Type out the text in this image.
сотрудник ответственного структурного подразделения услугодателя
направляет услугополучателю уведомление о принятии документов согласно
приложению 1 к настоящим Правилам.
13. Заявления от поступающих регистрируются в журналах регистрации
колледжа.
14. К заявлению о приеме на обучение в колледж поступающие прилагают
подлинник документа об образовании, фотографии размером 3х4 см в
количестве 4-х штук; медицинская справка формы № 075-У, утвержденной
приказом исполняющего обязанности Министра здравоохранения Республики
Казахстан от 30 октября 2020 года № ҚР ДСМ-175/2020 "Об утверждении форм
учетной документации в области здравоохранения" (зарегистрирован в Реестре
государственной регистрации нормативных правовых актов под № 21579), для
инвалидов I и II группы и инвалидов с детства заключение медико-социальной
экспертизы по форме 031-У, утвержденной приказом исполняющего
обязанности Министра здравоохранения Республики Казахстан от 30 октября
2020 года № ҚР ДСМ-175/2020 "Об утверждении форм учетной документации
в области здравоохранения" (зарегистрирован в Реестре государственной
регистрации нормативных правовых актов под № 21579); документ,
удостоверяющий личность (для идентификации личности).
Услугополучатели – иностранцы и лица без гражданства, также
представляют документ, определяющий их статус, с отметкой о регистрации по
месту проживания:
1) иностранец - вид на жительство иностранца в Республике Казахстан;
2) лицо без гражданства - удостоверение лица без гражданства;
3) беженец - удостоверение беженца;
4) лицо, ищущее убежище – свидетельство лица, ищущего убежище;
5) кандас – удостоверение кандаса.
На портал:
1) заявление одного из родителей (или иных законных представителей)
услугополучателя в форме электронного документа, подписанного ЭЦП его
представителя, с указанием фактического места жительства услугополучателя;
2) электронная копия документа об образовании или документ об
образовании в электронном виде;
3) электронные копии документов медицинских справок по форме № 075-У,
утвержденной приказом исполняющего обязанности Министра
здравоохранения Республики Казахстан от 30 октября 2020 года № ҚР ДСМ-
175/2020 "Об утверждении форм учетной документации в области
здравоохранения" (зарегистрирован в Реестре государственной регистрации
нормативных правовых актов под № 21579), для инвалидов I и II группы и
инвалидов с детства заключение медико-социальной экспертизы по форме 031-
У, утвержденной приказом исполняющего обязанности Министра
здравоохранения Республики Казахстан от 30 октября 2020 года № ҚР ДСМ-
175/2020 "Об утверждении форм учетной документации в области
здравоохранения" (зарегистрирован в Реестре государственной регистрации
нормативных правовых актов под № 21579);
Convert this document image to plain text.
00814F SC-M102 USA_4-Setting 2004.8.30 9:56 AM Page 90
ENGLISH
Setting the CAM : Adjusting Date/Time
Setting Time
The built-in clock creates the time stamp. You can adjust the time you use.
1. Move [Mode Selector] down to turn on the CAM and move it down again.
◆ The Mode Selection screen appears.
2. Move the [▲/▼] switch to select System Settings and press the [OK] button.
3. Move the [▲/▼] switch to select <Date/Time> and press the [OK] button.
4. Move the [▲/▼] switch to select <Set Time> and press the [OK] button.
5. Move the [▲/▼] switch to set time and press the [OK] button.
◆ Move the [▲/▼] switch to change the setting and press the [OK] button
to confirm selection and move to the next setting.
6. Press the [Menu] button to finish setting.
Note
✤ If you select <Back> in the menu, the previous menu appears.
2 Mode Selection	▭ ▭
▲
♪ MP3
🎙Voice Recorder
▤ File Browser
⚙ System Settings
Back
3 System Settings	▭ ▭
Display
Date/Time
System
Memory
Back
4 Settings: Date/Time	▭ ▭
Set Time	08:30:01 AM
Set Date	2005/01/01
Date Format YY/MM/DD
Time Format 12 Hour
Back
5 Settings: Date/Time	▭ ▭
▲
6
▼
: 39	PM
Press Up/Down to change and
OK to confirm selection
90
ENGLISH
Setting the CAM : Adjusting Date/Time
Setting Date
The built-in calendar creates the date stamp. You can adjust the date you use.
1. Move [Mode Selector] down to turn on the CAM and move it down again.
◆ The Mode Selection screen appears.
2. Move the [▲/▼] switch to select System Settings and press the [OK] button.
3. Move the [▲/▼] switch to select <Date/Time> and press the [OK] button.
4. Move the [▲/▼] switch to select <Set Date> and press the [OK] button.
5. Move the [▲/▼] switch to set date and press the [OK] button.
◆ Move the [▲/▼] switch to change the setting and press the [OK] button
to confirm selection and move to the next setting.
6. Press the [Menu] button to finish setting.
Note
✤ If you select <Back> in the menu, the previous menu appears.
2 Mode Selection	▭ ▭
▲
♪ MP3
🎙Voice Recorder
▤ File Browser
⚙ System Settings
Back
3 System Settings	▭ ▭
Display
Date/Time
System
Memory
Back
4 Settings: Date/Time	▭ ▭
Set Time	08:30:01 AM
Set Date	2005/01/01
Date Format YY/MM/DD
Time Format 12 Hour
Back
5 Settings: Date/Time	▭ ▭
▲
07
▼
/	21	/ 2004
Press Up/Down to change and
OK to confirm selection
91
*****
**Work required**
Transcribe word for word the lines from the one holding "Convert this document image to plain text." to the last line of the listing above, inclusive.

**Answer to the exercise**
Convert this document image to plain text.
00814F SC-M102 USA_4-Setting 2004.8.30 9:56 AM Page 90
ENGLISH
Setting the CAM : Adjusting Date/Time
Setting Time
The built-in clock creates the time stamp. You can adjust the time you use.
1. Move [Mode Selector] down to turn on the CAM and move it down again.
◆ The Mode Selection screen appears.
2. Move the [▲/▼] switch to select System Settings and press the [OK] button.
3. Move the [▲/▼] switch to select <Date/Time> and press the [OK] button.
4. Move the [▲/▼] switch to select <Set Time> and press the [OK] button.
5. Move the [▲/▼] switch to set time and press the [OK] button.
◆ Move the [▲/▼] switch to change the setting and press the [OK] button
to confirm selection and move to the next setting.
6. Press the [Menu] button to finish setting.
Note
✤ If you select <Back> in the menu, the previous menu appears.
2 Mode Selection	▭ ▭
▲
♪ MP3
🎙Voice Recorder
▤ File Browser
⚙ System Settings
Back
3 System Settings	▭ ▭
Display
Date/Time
System
Memory
Back
4 Settings: Date/Time	▭ ▭
Set Time	08:30:01 AM
Set Date	2005/01/01
Date Format YY/MM/DD
Time Format 12 Hour
Back
5 Settings: Date/Time	▭ ▭
▲
6
▼
: 39	PM
Press Up/Down to change and
OK to confirm selection
90
ENGLISH
Setting the CAM : Adjusting Date/Time
Setting Date
The built-in calendar creates the date stamp. You can adjust the date you use.
1. Move [Mode Selector] down to turn on the CAM and move it down again.
◆ The Mode Selection screen appears.
2. Move the [▲/▼] switch to select System Settings and press the [OK] button.
3. Move the [▲/▼] switch to select <Date/Time> and press the [OK] button.
4. Move the [▲/▼] switch to select <Set Date> and press the [OK] button.
5. Move the [▲/▼] switch to set date and press the [OK] button.
◆ Move the [▲/▼] switch to change the setting and press the [OK] button
to confirm selection and move to the next setting.
6. Press the [Menu] button to finish setting.
Note
✤ If you select <Back> in the menu, the previous menu appears.
2 Mode Selection	▭ ▭
▲
♪ MP3
🎙Voice Recorder
▤ File Browser
⚙ System Settings
Back
3 System Settings	▭ ▭
Display
Date/Time
System
Memory
Back
4 Settings: Date/Time	▭ ▭
Set Time	08:30:01 AM
Set Date	2005/01/01
Date Format YY/MM/DD
Time Format 12 Hour
Back
5 Settings: Date/Time	▭ ▭
▲
07
▼
/	21	/ 2004
Press Up/Down to change and
OK to confirm selection
91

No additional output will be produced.